## Start
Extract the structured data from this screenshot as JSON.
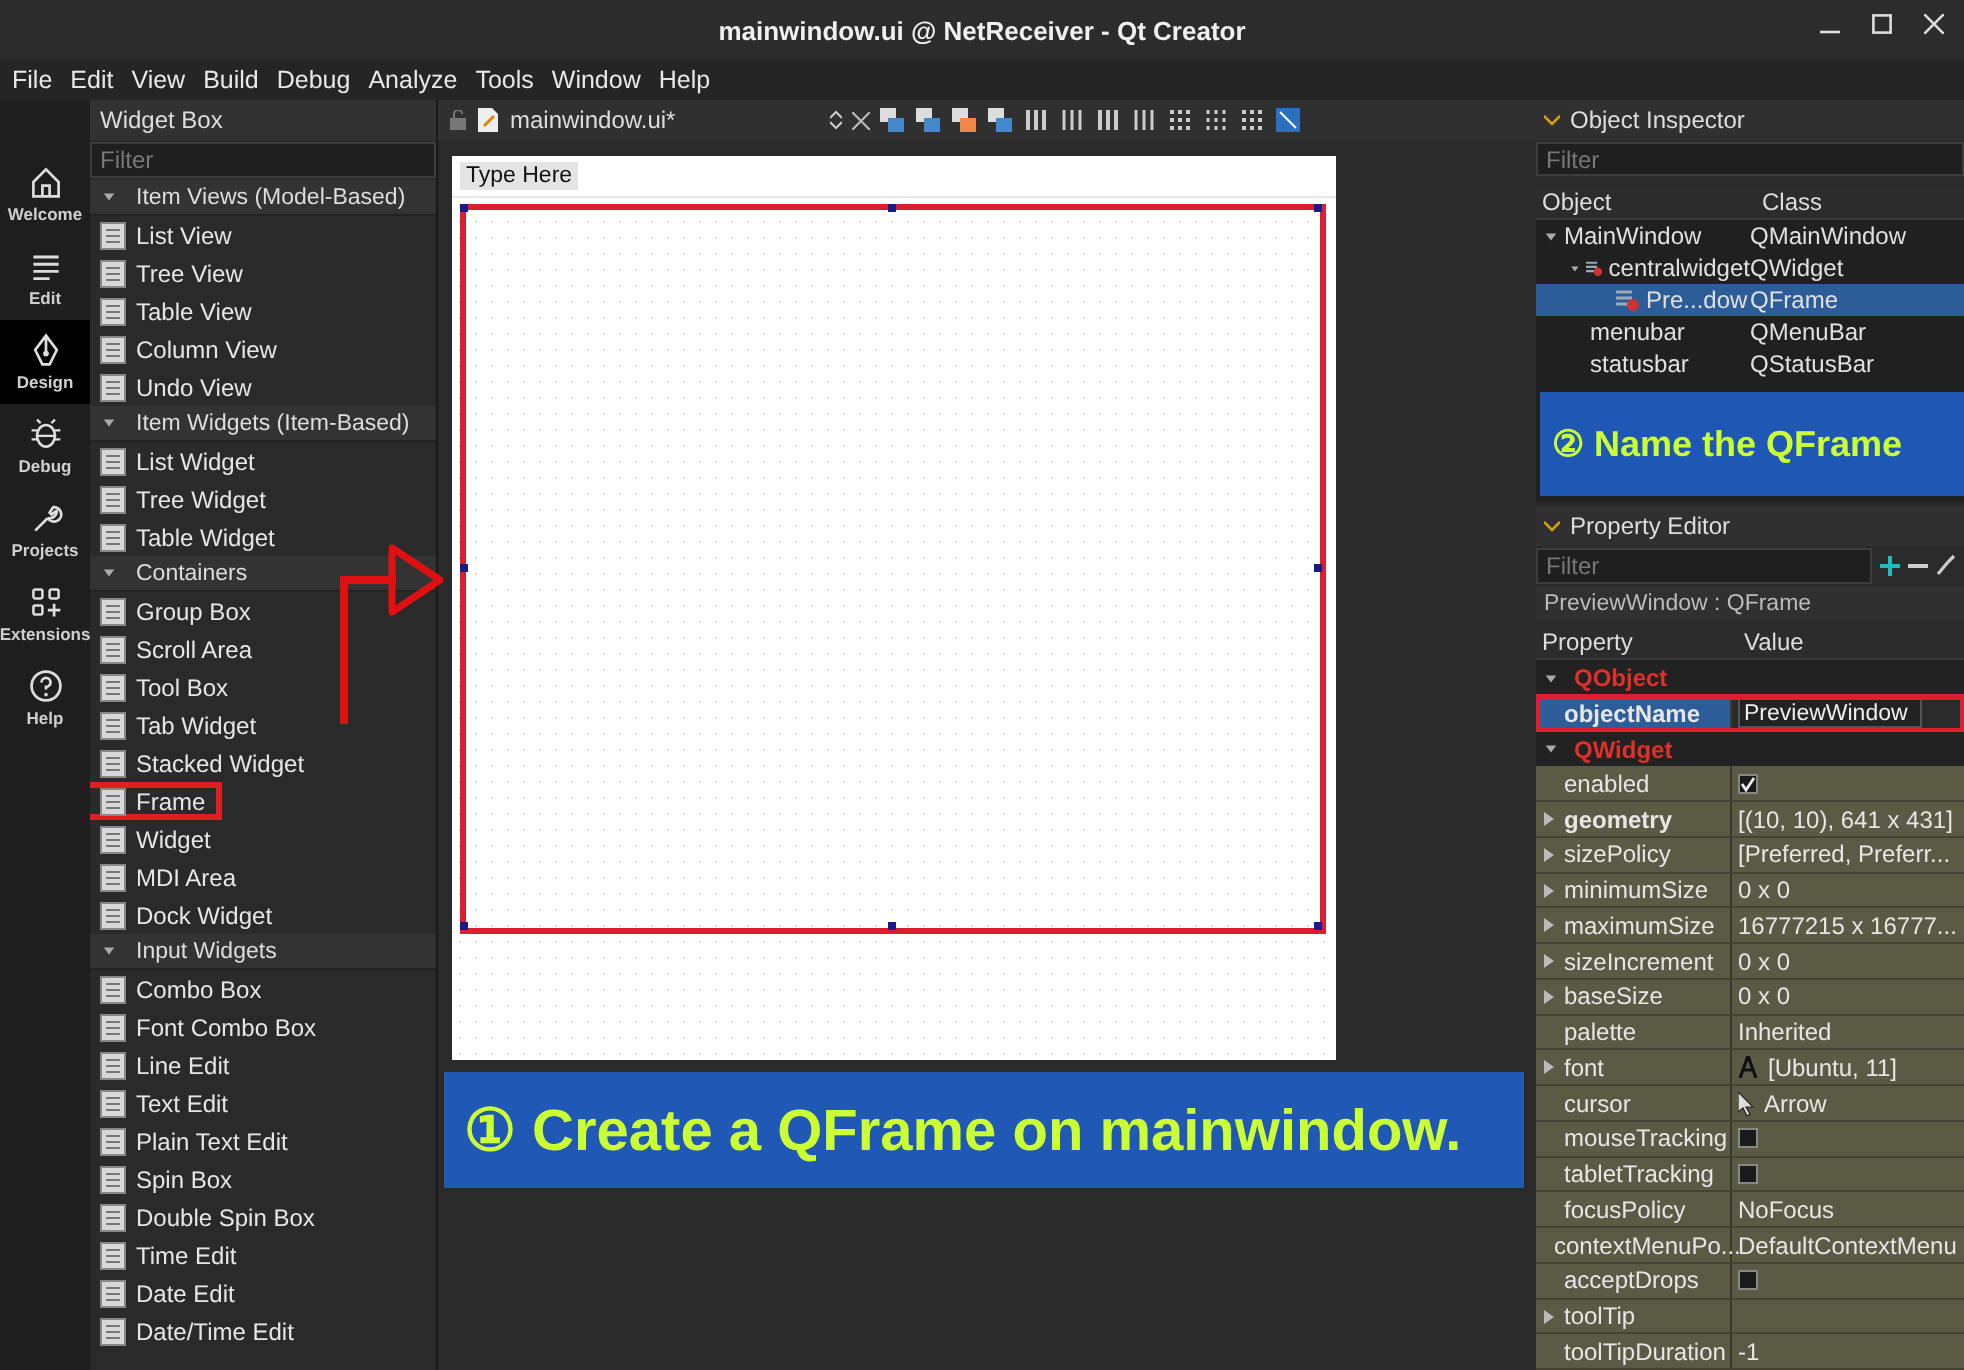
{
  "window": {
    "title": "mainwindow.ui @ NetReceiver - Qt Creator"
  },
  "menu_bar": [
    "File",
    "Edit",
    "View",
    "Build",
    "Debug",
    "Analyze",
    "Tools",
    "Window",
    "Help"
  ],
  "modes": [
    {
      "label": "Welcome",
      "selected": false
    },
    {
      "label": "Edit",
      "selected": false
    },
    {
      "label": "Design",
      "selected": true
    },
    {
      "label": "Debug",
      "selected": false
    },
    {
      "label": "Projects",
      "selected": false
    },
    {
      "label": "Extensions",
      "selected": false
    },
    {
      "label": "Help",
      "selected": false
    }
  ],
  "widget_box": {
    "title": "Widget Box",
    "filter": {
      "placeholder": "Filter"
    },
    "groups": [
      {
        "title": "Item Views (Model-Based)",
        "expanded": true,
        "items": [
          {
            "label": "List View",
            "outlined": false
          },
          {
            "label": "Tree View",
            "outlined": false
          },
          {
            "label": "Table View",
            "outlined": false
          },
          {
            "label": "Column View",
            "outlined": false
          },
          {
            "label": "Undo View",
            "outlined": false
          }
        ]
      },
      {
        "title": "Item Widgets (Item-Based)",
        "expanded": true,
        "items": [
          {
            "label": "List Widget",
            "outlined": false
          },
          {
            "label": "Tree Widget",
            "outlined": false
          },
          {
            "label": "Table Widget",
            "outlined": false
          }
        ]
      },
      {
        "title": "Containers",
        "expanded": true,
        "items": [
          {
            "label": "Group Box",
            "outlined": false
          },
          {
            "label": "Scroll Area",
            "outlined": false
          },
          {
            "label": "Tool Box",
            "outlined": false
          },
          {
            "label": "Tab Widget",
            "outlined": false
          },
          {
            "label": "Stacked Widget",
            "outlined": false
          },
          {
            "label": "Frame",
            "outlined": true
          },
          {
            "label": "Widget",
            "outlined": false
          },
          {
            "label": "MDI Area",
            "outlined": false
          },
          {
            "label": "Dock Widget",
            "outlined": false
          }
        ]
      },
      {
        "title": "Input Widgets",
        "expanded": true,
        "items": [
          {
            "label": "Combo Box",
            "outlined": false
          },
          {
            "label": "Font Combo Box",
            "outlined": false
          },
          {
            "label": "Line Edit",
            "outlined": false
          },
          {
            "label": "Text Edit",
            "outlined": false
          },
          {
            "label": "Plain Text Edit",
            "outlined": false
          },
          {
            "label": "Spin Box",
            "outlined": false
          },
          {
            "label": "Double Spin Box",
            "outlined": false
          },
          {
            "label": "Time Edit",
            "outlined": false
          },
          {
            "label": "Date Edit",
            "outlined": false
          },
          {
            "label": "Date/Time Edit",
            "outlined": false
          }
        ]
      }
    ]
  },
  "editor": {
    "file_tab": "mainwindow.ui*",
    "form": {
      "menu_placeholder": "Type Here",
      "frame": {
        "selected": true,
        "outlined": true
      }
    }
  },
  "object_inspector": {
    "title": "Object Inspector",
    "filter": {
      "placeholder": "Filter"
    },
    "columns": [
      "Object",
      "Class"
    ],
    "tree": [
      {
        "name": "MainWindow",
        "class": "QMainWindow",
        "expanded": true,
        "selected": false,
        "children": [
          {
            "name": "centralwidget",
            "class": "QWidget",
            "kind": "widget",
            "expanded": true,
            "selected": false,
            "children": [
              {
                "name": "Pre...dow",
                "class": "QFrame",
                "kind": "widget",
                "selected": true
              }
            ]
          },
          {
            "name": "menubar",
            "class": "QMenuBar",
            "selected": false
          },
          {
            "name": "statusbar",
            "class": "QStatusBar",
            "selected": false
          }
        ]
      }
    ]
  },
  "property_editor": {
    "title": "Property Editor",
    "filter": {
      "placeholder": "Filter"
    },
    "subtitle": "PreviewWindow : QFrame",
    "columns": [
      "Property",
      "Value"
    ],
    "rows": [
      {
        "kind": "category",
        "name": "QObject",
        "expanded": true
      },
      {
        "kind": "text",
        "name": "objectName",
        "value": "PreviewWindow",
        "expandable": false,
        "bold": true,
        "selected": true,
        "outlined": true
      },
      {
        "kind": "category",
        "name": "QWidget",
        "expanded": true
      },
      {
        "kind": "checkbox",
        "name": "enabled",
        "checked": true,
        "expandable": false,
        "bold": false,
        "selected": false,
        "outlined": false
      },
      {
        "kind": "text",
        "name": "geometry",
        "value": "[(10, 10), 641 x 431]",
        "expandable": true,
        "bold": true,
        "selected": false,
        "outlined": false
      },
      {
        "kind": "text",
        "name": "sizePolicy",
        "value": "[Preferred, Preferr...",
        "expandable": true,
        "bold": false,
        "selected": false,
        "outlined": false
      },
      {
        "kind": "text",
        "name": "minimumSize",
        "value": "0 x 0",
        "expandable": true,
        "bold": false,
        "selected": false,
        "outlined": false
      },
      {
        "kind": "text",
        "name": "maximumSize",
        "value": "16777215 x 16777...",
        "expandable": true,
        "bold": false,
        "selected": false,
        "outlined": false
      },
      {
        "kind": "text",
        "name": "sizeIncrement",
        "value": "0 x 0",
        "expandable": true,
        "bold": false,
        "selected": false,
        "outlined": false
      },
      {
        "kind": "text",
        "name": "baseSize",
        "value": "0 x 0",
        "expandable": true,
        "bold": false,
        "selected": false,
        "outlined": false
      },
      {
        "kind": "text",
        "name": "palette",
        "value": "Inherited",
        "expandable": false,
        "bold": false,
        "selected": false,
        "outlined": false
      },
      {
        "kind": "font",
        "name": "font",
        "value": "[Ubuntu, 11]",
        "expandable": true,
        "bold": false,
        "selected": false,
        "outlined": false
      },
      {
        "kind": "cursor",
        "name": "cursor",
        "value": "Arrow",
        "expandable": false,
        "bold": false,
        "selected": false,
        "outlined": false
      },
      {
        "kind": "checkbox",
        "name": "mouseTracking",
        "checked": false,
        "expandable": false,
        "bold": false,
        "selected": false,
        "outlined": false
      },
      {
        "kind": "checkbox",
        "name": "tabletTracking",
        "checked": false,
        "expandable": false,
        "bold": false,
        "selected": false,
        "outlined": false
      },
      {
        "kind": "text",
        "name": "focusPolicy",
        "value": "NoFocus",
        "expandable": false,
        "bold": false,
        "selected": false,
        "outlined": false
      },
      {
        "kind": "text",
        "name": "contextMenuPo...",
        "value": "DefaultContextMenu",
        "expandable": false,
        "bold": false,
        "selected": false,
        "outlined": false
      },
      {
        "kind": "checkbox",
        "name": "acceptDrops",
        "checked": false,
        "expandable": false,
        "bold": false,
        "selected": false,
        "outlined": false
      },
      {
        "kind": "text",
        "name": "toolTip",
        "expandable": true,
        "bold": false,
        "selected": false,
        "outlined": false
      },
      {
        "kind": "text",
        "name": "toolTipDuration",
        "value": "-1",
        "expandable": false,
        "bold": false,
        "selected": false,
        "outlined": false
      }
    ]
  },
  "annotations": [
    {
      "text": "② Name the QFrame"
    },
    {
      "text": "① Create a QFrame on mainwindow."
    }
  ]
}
## End
Transcribe all of the material exactly, leaving out whatever pictures it contains.

▶ THE COMPLETED TASK:
Extract the structured data from this screenshot as JSON.
{
  "window": {
    "title": "mainwindow.ui @ NetReceiver - Qt Creator"
  },
  "menu_bar": [
    "File",
    "Edit",
    "View",
    "Build",
    "Debug",
    "Analyze",
    "Tools",
    "Window",
    "Help"
  ],
  "modes": [
    {
      "label": "Welcome",
      "selected": false
    },
    {
      "label": "Edit",
      "selected": false
    },
    {
      "label": "Design",
      "selected": true
    },
    {
      "label": "Debug",
      "selected": false
    },
    {
      "label": "Projects",
      "selected": false
    },
    {
      "label": "Extensions",
      "selected": false
    },
    {
      "label": "Help",
      "selected": false
    }
  ],
  "widget_box": {
    "title": "Widget Box",
    "filter": {
      "placeholder": "Filter"
    },
    "groups": [
      {
        "title": "Item Views (Model-Based)",
        "expanded": true,
        "items": [
          {
            "label": "List View",
            "outlined": false
          },
          {
            "label": "Tree View",
            "outlined": false
          },
          {
            "label": "Table View",
            "outlined": false
          },
          {
            "label": "Column View",
            "outlined": false
          },
          {
            "label": "Undo View",
            "outlined": false
          }
        ]
      },
      {
        "title": "Item Widgets (Item-Based)",
        "expanded": true,
        "items": [
          {
            "label": "List Widget",
            "outlined": false
          },
          {
            "label": "Tree Widget",
            "outlined": false
          },
          {
            "label": "Table Widget",
            "outlined": false
          }
        ]
      },
      {
        "title": "Containers",
        "expanded": true,
        "items": [
          {
            "label": "Group Box",
            "outlined": false
          },
          {
            "label": "Scroll Area",
            "outlined": false
          },
          {
            "label": "Tool Box",
            "outlined": false
          },
          {
            "label": "Tab Widget",
            "outlined": false
          },
          {
            "label": "Stacked Widget",
            "outlined": false
          },
          {
            "label": "Frame",
            "outlined": true
          },
          {
            "label": "Widget",
            "outlined": false
          },
          {
            "label": "MDI Area",
            "outlined": false
          },
          {
            "label": "Dock Widget",
            "outlined": false
          }
        ]
      },
      {
        "title": "Input Widgets",
        "expanded": true,
        "items": [
          {
            "label": "Combo Box",
            "outlined": false
          },
          {
            "label": "Font Combo Box",
            "outlined": false
          },
          {
            "label": "Line Edit",
            "outlined": false
          },
          {
            "label": "Text Edit",
            "outlined": false
          },
          {
            "label": "Plain Text Edit",
            "outlined": false
          },
          {
            "label": "Spin Box",
            "outlined": false
          },
          {
            "label": "Double Spin Box",
            "outlined": false
          },
          {
            "label": "Time Edit",
            "outlined": false
          },
          {
            "label": "Date Edit",
            "outlined": false
          },
          {
            "label": "Date/Time Edit",
            "outlined": false
          }
        ]
      }
    ]
  },
  "editor": {
    "file_tab": "mainwindow.ui*",
    "form": {
      "menu_placeholder": "Type Here",
      "frame": {
        "selected": true,
        "outlined": true
      }
    }
  },
  "object_inspector": {
    "title": "Object Inspector",
    "filter": {
      "placeholder": "Filter"
    },
    "columns": [
      "Object",
      "Class"
    ],
    "tree": [
      {
        "name": "MainWindow",
        "class": "QMainWindow",
        "expanded": true,
        "selected": false,
        "children": [
          {
            "name": "centralwidget",
            "class": "QWidget",
            "kind": "widget",
            "expanded": true,
            "selected": false,
            "children": [
              {
                "name": "Pre...dow",
                "class": "QFrame",
                "kind": "widget",
                "selected": true
              }
            ]
          },
          {
            "name": "menubar",
            "class": "QMenuBar",
            "selected": false
          },
          {
            "name": "statusbar",
            "class": "QStatusBar",
            "selected": false
          }
        ]
      }
    ]
  },
  "property_editor": {
    "title": "Property Editor",
    "filter": {
      "placeholder": "Filter"
    },
    "subtitle": "PreviewWindow : QFrame",
    "columns": [
      "Property",
      "Value"
    ],
    "rows": [
      {
        "kind": "category",
        "name": "QObject",
        "expanded": true
      },
      {
        "kind": "text",
        "name": "objectName",
        "value": "PreviewWindow",
        "expandable": false,
        "bold": true,
        "selected": true,
        "outlined": true
      },
      {
        "kind": "category",
        "name": "QWidget",
        "expanded": true
      },
      {
        "kind": "checkbox",
        "name": "enabled",
        "checked": true,
        "expandable": false,
        "bold": false,
        "selected": false,
        "outlined": false
      },
      {
        "kind": "text",
        "name": "geometry",
        "value": "[(10, 10), 641 x 431]",
        "expandable": true,
        "bold": true,
        "selected": false,
        "outlined": false
      },
      {
        "kind": "text",
        "name": "sizePolicy",
        "value": "[Preferred, Preferr...",
        "expandable": true,
        "bold": false,
        "selected": false,
        "outlined": false
      },
      {
        "kind": "text",
        "name": "minimumSize",
        "value": "0 x 0",
        "expandable": true,
        "bold": false,
        "selected": false,
        "outlined": false
      },
      {
        "kind": "text",
        "name": "maximumSize",
        "value": "16777215 x 16777...",
        "expandable": true,
        "bold": false,
        "selected": false,
        "outlined": false
      },
      {
        "kind": "text",
        "name": "sizeIncrement",
        "value": "0 x 0",
        "expandable": true,
        "bold": false,
        "selected": false,
        "outlined": false
      },
      {
        "kind": "text",
        "name": "baseSize",
        "value": "0 x 0",
        "expandable": true,
        "bold": false,
        "selected": false,
        "outlined": false
      },
      {
        "kind": "text",
        "name": "palette",
        "value": "Inherited",
        "expandable": false,
        "bold": false,
        "selected": false,
        "outlined": false
      },
      {
        "kind": "font",
        "name": "font",
        "value": "[Ubuntu, 11]",
        "expandable": true,
        "bold": false,
        "selected": false,
        "outlined": false
      },
      {
        "kind": "cursor",
        "name": "cursor",
        "value": "Arrow",
        "expandable": false,
        "bold": false,
        "selected": false,
        "outlined": false
      },
      {
        "kind": "checkbox",
        "name": "mouseTracking",
        "checked": false,
        "expandable": false,
        "bold": false,
        "selected": false,
        "outlined": false
      },
      {
        "kind": "checkbox",
        "name": "tabletTracking",
        "checked": false,
        "expandable": false,
        "bold": false,
        "selected": false,
        "outlined": false
      },
      {
        "kind": "text",
        "name": "focusPolicy",
        "value": "NoFocus",
        "expandable": false,
        "bold": false,
        "selected": false,
        "outlined": false
      },
      {
        "kind": "text",
        "name": "contextMenuPo...",
        "value": "DefaultContextMenu",
        "expandable": false,
        "bold": false,
        "selected": false,
        "outlined": false
      },
      {
        "kind": "checkbox",
        "name": "acceptDrops",
        "checked": false,
        "expandable": false,
        "bold": false,
        "selected": false,
        "outlined": false
      },
      {
        "kind": "text",
        "name": "toolTip",
        "expandable": true,
        "bold": false,
        "selected": false,
        "outlined": false
      },
      {
        "kind": "text",
        "name": "toolTipDuration",
        "value": "-1",
        "expandable": false,
        "bold": false,
        "selected": false,
        "outlined": false
      }
    ]
  },
  "annotations": [
    {
      "text": "② Name the QFrame"
    },
    {
      "text": "① Create a QFrame on mainwindow."
    }
  ]
}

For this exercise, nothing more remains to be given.